### Task statement
Count every line below that contains "Диана", then state the total with no other output.

[Dataset records]

>>>>

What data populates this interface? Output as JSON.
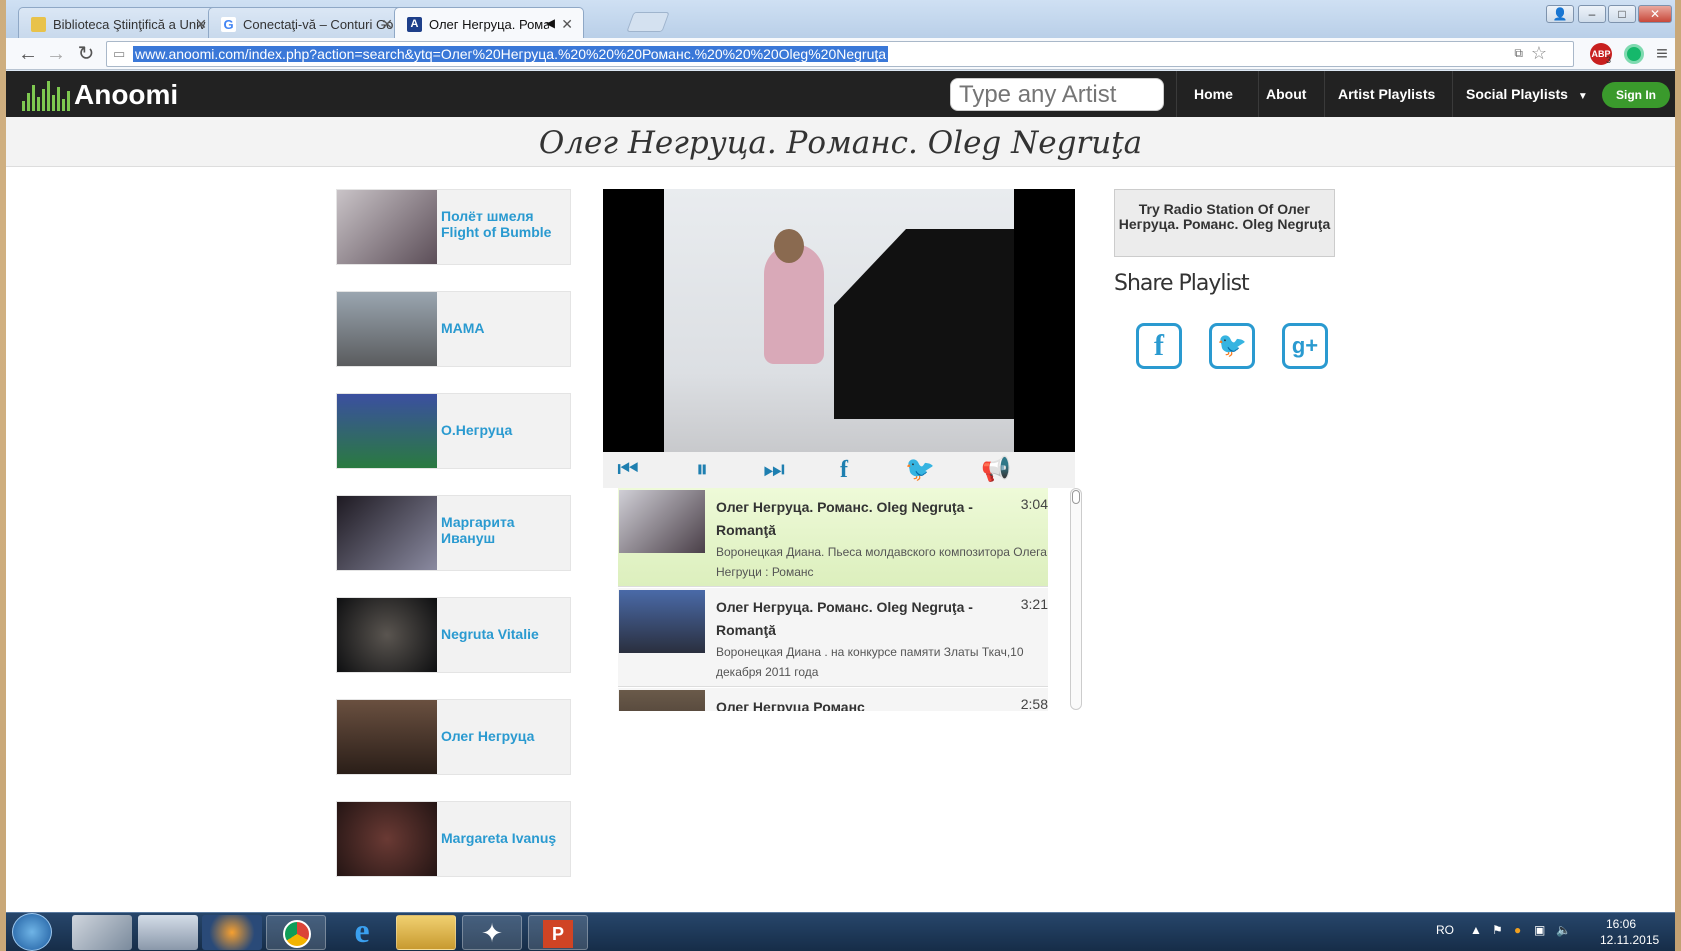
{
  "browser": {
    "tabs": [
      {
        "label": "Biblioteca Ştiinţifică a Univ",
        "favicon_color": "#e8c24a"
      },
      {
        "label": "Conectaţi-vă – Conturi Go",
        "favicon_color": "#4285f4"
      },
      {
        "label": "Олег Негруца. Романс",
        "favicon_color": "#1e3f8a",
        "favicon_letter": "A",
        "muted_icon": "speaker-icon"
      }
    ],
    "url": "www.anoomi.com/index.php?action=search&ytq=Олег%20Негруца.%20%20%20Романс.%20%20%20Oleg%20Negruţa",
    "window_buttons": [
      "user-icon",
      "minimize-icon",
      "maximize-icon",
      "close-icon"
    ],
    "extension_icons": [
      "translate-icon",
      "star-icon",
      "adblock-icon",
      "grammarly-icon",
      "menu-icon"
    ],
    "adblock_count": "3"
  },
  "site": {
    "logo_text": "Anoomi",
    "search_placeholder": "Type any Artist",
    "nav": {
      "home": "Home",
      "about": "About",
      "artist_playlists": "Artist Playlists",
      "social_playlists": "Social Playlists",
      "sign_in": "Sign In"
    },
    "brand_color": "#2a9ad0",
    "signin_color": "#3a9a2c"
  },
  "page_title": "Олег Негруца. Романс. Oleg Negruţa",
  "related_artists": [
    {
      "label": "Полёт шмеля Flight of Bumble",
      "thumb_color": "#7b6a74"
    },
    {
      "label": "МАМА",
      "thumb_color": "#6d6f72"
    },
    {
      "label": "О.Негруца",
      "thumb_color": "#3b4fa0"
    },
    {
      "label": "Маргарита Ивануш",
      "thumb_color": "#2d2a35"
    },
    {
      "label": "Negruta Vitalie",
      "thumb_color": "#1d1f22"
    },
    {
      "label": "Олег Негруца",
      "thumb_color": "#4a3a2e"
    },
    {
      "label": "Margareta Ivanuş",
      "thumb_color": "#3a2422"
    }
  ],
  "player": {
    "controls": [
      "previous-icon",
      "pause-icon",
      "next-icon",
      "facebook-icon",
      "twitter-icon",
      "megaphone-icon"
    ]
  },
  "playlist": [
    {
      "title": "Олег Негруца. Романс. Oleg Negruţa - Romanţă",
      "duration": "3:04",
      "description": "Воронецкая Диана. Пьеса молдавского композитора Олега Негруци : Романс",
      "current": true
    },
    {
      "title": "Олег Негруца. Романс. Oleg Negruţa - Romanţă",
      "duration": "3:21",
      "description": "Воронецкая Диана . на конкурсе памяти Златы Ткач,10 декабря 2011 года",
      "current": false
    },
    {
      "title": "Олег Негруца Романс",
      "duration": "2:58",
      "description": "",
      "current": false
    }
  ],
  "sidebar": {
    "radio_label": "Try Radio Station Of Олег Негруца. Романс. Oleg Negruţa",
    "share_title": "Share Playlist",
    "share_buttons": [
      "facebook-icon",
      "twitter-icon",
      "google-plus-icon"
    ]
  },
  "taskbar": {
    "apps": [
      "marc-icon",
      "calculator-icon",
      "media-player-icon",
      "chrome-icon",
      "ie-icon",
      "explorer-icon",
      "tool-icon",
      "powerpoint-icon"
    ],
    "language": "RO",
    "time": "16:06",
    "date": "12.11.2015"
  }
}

<<<<
>>>>

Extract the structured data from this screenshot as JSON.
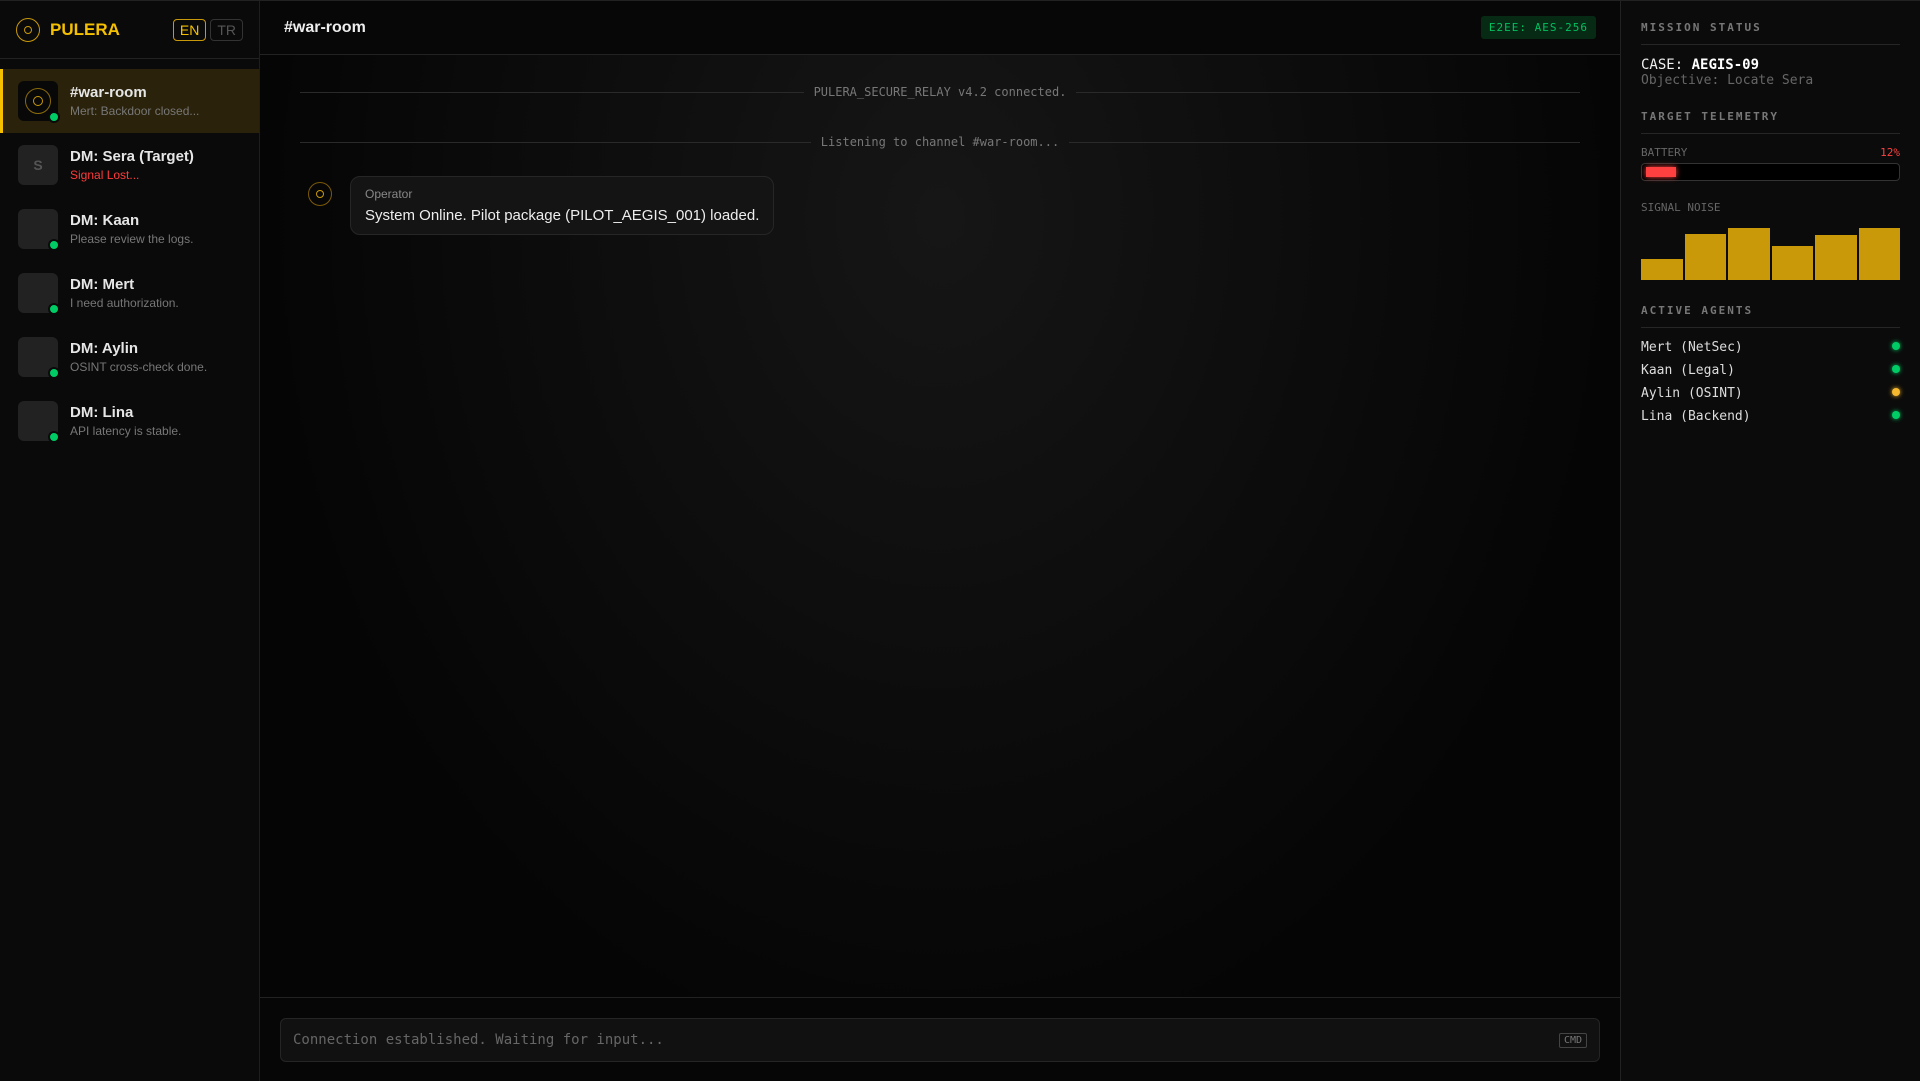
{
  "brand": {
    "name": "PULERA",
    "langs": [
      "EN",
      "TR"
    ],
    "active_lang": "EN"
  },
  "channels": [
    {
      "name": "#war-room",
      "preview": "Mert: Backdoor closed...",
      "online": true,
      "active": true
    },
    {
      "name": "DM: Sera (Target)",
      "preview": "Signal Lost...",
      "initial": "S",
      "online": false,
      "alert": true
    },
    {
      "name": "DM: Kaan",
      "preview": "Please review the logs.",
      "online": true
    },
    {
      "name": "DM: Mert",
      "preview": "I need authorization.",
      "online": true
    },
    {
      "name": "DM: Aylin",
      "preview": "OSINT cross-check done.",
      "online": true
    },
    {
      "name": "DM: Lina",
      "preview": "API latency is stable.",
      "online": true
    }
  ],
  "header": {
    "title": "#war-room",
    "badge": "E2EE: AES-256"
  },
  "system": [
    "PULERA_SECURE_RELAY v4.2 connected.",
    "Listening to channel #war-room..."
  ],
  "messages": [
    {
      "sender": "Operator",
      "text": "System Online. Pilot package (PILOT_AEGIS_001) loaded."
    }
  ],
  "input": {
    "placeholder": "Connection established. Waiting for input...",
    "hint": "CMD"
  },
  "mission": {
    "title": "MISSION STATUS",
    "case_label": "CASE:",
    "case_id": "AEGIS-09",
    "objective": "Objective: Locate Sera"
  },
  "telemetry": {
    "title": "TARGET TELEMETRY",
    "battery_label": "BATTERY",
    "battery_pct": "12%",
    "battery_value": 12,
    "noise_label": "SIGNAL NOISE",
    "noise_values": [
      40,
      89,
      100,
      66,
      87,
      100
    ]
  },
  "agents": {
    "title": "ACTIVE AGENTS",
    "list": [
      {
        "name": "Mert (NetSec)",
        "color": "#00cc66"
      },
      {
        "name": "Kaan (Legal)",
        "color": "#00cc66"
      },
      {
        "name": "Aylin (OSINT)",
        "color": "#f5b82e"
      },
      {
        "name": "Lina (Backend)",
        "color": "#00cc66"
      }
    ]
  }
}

<<<<

### Response below
2